▶ **DIRECTIONS**: Type out every line below exactly as it reads.

▶ **DATA PROVIDED**:
══════

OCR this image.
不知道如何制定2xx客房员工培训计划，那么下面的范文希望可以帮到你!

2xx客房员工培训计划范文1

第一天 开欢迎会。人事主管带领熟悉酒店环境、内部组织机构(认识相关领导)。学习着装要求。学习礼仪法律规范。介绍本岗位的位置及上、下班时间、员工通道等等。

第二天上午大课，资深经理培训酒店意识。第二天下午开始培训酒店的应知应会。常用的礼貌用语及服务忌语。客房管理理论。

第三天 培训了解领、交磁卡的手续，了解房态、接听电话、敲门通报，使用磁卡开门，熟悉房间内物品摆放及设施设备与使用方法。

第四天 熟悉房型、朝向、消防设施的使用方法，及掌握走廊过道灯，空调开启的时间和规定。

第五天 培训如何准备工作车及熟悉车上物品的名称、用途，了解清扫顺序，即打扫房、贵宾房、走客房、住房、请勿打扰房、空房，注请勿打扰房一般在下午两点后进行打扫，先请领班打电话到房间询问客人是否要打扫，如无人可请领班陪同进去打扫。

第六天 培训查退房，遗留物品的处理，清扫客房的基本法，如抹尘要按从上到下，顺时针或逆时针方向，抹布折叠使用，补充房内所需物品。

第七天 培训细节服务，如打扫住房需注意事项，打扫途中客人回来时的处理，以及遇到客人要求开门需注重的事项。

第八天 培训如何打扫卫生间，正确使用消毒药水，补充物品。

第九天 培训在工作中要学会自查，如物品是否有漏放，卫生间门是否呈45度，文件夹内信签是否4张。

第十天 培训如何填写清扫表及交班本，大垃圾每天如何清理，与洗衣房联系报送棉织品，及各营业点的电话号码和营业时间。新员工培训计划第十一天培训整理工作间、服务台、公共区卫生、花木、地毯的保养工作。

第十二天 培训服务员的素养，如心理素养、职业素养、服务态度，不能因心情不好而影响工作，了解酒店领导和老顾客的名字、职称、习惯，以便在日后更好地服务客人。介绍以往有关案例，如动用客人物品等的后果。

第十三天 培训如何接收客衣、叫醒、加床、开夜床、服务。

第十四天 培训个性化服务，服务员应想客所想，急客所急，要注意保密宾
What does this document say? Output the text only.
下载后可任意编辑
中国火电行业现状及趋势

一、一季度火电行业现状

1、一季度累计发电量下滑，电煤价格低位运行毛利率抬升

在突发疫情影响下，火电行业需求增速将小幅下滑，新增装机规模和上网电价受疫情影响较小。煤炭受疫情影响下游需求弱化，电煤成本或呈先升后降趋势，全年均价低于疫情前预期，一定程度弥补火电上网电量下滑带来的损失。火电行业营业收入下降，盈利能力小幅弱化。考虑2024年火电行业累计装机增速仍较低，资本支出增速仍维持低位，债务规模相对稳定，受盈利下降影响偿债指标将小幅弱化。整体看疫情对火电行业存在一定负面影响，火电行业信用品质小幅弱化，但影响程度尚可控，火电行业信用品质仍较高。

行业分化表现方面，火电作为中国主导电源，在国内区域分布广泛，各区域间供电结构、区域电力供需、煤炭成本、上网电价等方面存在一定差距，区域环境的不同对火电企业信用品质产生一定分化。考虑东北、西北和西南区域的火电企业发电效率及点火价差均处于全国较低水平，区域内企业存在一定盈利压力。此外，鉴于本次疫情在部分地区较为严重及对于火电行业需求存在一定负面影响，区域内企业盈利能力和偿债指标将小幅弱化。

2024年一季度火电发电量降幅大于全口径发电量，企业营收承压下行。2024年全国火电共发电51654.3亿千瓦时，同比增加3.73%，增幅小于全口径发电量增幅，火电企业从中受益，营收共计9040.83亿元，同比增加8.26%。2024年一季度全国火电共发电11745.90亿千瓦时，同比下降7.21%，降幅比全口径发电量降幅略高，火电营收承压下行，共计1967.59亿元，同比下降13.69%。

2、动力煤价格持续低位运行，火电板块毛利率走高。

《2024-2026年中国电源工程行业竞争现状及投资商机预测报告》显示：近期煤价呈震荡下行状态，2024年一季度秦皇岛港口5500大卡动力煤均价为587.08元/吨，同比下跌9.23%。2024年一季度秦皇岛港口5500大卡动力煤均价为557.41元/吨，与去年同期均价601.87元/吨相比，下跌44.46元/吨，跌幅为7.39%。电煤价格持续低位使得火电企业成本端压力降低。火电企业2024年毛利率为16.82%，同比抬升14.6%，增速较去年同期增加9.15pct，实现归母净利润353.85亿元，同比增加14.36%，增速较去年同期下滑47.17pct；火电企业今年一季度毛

══════

▶ **TASK OUTPUT**:
OCR this image.
不知道如何制定2xx客房员工培训计划，那么下面的范文希望可以帮到你!

2xx客房员工培训计划范文1

第一天 开欢迎会。人事主管带领熟悉酒店环境、内部组织机构(认识相关领导)。学习着装要求。学习礼仪法律规范。介绍本岗位的位置及上、下班时间、员工通道等等。

第二天上午大课，资深经理培训酒店意识。第二天下午开始培训酒店的应知应会。常用的礼貌用语及服务忌语。客房管理理论。

第三天 培训了解领、交磁卡的手续，了解房态、接听电话、敲门通报，使用磁卡开门，熟悉房间内物品摆放及设施设备与使用方法。

第四天 熟悉房型、朝向、消防设施的使用方法，及掌握走廊过道灯，空调开启的时间和规定。

第五天 培训如何准备工作车及熟悉车上物品的名称、用途，了解清扫顺序，即打扫房、贵宾房、走客房、住房、请勿打扰房、空房，注请勿打扰房一般在下午两点后进行打扫，先请领班打电话到房间询问客人是否要打扫，如无人可请领班陪同进去打扫。

第六天 培训查退房，遗留物品的处理，清扫客房的基本法，如抹尘要按从上到下，顺时针或逆时针方向，抹布折叠使用，补充房内所需物品。

第七天 培训细节服务，如打扫住房需注意事项，打扫途中客人回来时的处理，以及遇到客人要求开门需注重的事项。

第八天 培训如何打扫卫生间，正确使用消毒药水，补充物品。

第九天 培训在工作中要学会自查，如物品是否有漏放，卫生间门是否呈45度，文件夹内信签是否4张。

第十天 培训如何填写清扫表及交班本，大垃圾每天如何清理，与洗衣房联系报送棉织品，及各营业点的电话号码和营业时间。新员工培训计划第十一天培训整理工作间、服务台、公共区卫生、花木、地毯的保养工作。

第十二天 培训服务员的素养，如心理素养、职业素养、服务态度，不能因心情不好而影响工作，了解酒店领导和老顾客的名字、职称、习惯，以便在日后更好地服务客人。介绍以往有关案例，如动用客人物品等的后果。

第十三天 培训如何接收客衣、叫醒、加床、开夜床、服务。

第十四天 培训个性化服务，服务员应想客所想，急客所急，要注意保密宾
What does this document say? Output the text only.
下载后可任意编辑
中国火电行业现状及趋势

一、一季度火电行业现状

1、一季度累计发电量下滑，电煤价格低位运行毛利率抬升

在突发疫情影响下，火电行业需求增速将小幅下滑，新增装机规模和上网电价受疫情影响较小。煤炭受疫情影响下游需求弱化，电煤成本或呈先升后降趋势，全年均价低于疫情前预期，一定程度弥补火电上网电量下滑带来的损失。火电行业营业收入下降，盈利能力小幅弱化。考虑2024年火电行业累计装机增速仍较低，资本支出增速仍维持低位，债务规模相对稳定，受盈利下降影响偿债指标将小幅弱化。整体看疫情对火电行业存在一定负面影响，火电行业信用品质小幅弱化，但影响程度尚可控，火电行业信用品质仍较高。

行业分化表现方面，火电作为中国主导电源，在国内区域分布广泛，各区域间供电结构、区域电力供需、煤炭成本、上网电价等方面存在一定差距，区域环境的不同对火电企业信用品质产生一定分化。考虑东北、西北和西南区域的火电企业发电效率及点火价差均处于全国较低水平，区域内企业存在一定盈利压力。此外，鉴于本次疫情在部分地区较为严重及对于火电行业需求存在一定负面影响，区域内企业盈利能力和偿债指标将小幅弱化。

2024年一季度火电发电量降幅大于全口径发电量，企业营收承压下行。2024年全国火电共发电51654.3亿千瓦时，同比增加3.73%，增幅小于全口径发电量增幅，火电企业从中受益，营收共计9040.83亿元，同比增加8.26%。2024年一季度全国火电共发电11745.90亿千瓦时，同比下降7.21%，降幅比全口径发电量降幅略高，火电营收承压下行，共计1967.59亿元，同比下降13.69%。

2、动力煤价格持续低位运行，火电板块毛利率走高。

《2024-2026年中国电源工程行业竞争现状及投资商机预测报告》显示：近期煤价呈震荡下行状态，2024年一季度秦皇岛港口5500大卡动力煤均价为587.08元/吨，同比下跌9.23%。2024年一季度秦皇岛港口5500大卡动力煤均价为557.41元/吨，与去年同期均价601.87元/吨相比，下跌44.46元/吨，跌幅为7.39%。电煤价格持续低位使得火电企业成本端压力降低。火电企业2024年毛利率为16.82%，同比抬升14.6%，增速较去年同期增加9.15pct，实现归母净利润353.85亿元，同比增加14.36%，增速较去年同期下滑47.17pct；火电企业今年一季度毛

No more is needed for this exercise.